__INPUT MATERIAL__
• • • • •
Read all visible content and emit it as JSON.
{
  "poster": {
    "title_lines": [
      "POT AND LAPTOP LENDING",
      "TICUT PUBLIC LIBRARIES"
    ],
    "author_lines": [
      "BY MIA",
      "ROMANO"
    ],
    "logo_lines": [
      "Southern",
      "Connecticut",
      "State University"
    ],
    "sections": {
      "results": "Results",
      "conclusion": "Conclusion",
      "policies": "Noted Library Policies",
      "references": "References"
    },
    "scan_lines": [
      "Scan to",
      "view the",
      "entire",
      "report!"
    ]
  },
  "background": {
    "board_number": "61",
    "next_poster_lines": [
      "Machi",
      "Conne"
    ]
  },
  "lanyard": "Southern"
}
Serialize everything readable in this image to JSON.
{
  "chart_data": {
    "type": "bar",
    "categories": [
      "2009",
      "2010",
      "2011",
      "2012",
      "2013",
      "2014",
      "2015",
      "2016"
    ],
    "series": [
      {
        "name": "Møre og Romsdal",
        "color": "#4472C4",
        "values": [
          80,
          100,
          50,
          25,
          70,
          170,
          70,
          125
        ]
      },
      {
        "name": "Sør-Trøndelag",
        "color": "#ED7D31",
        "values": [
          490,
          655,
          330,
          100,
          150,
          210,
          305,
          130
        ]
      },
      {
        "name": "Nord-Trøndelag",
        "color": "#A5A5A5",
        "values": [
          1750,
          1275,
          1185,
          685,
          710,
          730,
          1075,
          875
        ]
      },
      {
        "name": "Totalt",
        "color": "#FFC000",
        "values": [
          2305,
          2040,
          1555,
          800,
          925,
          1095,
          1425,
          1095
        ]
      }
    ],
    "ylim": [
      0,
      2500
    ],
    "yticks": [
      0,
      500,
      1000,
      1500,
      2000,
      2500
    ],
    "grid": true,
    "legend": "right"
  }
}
• • • • •
__STATED GOAL__
Which lines contain "Trøndelag"? Show each of them.

__TASK ANSWER__
        "name": "Sør-Trøndelag",
        "name": "Nord-Trøndelag",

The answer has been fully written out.